*Aim of the exercise*
Look through the lines and report how many include the word "legend", giving nothing but the number.

Collection entries
▼

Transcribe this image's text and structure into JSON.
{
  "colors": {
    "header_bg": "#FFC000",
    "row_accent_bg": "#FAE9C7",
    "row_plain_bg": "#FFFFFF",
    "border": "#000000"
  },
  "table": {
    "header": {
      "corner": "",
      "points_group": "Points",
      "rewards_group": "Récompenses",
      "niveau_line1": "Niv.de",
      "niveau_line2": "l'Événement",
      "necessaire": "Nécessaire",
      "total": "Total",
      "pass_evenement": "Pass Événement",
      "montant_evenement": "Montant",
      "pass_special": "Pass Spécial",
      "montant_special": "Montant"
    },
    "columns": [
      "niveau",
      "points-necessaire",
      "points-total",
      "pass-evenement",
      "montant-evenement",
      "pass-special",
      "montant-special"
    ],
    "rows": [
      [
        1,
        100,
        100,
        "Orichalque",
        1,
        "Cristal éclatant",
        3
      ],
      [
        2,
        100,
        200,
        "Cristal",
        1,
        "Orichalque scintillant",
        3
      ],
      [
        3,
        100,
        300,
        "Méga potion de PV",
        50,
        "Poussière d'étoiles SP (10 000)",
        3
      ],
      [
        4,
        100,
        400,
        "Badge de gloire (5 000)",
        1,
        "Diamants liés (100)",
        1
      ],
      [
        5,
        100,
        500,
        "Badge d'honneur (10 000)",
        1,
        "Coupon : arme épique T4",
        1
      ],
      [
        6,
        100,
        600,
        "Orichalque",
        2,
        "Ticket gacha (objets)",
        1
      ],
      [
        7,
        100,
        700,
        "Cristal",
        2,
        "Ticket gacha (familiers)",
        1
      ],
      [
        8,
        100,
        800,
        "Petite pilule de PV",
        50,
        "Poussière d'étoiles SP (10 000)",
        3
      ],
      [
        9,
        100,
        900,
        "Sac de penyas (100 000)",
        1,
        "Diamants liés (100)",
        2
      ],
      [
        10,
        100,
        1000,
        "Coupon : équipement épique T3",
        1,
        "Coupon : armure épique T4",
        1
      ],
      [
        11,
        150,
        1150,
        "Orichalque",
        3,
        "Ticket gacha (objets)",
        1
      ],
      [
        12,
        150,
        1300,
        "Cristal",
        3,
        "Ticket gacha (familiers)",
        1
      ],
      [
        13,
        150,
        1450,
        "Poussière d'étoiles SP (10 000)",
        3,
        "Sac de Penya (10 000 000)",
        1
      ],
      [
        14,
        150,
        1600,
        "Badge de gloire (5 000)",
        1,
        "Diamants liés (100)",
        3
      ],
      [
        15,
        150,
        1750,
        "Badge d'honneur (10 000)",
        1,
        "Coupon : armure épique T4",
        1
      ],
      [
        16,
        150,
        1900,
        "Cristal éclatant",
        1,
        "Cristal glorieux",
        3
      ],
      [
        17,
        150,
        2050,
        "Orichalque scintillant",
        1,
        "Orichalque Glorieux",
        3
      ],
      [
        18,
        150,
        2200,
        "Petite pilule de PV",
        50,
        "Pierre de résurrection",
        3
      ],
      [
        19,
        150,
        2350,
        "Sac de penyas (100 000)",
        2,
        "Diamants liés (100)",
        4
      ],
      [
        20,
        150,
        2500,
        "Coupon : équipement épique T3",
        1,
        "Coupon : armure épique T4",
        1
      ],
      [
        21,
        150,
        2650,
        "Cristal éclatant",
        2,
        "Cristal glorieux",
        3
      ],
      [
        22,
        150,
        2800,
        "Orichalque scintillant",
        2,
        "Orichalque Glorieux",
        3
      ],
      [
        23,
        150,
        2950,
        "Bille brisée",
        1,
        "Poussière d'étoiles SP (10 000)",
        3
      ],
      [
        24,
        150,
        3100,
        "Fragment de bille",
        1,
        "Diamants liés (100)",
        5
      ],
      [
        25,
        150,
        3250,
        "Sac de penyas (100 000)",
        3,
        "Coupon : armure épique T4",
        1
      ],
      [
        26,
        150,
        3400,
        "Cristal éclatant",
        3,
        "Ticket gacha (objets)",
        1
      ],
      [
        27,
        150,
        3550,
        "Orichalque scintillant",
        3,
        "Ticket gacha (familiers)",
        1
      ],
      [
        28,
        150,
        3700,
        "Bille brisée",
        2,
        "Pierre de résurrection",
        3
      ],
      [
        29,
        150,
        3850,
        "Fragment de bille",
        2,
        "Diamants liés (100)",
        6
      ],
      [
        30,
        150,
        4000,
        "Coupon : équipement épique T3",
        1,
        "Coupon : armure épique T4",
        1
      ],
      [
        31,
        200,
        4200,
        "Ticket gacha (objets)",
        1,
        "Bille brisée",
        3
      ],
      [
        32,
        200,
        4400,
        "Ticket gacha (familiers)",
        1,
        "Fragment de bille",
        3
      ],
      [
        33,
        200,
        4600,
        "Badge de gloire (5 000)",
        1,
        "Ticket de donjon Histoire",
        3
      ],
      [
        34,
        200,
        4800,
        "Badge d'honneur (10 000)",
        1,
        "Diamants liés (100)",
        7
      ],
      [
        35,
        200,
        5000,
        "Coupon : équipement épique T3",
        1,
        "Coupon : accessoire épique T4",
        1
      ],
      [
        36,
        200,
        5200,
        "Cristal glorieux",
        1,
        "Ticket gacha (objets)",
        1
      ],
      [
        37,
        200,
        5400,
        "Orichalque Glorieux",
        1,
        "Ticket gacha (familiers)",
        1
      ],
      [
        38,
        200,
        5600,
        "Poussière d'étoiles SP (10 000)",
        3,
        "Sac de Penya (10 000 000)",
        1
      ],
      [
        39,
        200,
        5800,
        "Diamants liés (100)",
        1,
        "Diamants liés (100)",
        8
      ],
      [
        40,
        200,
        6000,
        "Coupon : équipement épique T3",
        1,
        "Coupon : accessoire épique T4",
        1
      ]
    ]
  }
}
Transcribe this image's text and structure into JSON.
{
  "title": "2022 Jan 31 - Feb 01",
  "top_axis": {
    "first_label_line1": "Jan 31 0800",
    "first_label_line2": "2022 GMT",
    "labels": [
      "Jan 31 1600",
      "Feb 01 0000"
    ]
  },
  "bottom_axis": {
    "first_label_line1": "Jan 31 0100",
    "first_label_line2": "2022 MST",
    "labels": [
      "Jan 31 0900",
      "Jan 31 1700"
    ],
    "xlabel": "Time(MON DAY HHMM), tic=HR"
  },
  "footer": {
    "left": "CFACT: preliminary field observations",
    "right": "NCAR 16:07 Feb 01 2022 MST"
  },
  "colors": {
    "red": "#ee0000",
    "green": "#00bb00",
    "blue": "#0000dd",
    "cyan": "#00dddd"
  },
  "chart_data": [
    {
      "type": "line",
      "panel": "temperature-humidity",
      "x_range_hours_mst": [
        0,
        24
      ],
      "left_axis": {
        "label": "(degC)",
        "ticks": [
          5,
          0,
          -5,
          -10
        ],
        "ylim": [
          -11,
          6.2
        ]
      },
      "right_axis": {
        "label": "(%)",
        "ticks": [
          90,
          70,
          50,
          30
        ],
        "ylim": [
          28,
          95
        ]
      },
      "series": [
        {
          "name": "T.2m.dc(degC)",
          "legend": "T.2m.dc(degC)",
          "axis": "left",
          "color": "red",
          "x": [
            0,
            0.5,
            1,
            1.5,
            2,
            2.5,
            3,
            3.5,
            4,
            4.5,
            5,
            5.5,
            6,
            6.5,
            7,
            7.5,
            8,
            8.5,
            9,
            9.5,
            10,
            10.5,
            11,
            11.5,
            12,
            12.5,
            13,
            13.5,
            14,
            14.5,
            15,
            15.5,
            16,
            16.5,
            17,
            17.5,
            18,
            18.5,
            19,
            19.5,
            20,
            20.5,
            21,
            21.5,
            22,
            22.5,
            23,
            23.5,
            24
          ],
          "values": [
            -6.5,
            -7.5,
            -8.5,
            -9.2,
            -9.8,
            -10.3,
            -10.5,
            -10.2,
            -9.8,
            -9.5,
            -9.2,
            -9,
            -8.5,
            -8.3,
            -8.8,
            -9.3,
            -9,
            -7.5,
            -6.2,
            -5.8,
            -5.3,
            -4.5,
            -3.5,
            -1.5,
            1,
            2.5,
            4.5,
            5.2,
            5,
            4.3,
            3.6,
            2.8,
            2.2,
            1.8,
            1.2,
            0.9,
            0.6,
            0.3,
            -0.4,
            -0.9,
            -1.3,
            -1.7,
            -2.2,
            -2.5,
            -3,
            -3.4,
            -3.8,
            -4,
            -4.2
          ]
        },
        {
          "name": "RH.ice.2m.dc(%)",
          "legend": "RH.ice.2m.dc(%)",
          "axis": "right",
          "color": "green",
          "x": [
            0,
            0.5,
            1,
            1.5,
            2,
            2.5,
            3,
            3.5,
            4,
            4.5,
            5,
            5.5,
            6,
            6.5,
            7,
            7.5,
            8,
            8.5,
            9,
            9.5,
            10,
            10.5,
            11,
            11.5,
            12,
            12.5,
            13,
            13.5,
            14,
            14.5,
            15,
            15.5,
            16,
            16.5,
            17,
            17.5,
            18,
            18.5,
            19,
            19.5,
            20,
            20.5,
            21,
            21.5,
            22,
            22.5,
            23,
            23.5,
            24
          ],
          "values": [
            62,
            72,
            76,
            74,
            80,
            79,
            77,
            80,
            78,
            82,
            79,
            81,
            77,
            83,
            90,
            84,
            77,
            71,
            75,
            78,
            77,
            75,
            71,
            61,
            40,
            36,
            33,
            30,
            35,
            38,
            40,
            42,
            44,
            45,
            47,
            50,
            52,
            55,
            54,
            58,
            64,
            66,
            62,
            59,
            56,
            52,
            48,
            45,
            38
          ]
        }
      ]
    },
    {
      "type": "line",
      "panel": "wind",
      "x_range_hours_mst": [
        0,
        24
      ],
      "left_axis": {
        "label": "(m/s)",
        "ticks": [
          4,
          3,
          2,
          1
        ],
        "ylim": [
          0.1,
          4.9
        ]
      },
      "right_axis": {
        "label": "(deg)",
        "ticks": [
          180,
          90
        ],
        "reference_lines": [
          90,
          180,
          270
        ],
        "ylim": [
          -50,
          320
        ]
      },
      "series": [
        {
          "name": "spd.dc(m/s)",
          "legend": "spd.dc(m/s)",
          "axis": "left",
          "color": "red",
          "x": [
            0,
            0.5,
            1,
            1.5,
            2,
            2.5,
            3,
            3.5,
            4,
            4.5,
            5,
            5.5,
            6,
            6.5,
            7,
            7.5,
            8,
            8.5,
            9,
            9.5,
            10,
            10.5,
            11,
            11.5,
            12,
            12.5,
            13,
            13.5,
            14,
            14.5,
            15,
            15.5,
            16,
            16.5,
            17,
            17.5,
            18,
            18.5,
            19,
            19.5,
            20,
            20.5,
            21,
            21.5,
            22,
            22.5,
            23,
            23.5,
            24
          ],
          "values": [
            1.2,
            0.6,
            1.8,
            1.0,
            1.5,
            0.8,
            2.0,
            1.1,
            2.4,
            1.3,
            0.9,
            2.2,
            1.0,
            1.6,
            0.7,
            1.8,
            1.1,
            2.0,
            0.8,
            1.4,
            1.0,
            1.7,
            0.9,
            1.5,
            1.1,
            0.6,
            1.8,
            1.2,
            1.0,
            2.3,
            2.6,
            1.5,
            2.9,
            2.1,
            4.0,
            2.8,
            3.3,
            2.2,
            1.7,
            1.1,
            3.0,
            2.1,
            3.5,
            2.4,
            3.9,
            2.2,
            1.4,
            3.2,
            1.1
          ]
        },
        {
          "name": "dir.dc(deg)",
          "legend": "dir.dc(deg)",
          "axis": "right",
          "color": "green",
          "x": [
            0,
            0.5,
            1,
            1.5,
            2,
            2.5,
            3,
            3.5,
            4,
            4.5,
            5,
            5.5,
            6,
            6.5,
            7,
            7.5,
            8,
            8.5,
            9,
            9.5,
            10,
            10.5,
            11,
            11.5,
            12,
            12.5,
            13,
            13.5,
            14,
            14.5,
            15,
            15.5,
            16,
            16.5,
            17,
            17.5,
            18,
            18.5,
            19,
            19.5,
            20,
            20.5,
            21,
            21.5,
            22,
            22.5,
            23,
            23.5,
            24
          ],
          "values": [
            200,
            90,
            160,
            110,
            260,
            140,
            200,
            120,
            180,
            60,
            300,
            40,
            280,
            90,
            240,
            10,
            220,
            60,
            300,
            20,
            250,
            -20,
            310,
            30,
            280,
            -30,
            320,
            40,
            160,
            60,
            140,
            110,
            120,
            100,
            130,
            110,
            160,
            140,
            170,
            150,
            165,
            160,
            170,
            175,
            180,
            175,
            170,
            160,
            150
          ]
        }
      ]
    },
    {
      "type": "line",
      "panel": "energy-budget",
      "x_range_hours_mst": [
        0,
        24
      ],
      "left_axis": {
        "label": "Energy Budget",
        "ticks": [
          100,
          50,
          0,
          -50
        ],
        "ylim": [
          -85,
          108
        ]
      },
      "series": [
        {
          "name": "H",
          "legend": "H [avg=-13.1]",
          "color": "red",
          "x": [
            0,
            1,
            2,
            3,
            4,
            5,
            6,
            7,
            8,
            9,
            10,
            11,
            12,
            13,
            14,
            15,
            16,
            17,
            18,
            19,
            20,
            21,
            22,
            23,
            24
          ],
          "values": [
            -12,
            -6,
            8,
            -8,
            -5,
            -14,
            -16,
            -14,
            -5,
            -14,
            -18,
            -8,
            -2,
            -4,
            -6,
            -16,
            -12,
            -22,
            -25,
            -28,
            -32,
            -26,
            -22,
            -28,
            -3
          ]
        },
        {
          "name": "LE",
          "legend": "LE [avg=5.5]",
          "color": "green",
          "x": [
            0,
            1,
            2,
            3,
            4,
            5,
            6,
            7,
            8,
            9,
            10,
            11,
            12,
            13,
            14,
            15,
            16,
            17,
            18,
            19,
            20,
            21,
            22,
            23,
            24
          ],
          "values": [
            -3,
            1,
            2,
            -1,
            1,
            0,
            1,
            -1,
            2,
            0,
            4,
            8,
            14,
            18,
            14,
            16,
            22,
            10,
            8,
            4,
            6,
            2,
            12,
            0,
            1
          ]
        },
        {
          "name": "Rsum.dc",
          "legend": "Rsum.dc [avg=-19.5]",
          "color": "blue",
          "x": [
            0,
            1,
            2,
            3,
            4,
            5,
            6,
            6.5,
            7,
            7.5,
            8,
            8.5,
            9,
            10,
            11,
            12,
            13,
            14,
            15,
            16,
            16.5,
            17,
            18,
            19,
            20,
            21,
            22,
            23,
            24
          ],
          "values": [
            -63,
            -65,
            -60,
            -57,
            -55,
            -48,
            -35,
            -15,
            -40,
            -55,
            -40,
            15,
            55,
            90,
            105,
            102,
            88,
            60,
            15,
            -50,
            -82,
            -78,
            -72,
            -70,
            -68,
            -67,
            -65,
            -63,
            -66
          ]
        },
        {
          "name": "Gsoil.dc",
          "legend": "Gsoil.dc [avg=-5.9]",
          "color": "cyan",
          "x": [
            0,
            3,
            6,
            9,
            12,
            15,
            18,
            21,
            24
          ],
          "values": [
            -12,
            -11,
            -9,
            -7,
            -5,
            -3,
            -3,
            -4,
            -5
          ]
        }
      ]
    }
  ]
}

▲

*Answer to this task*
8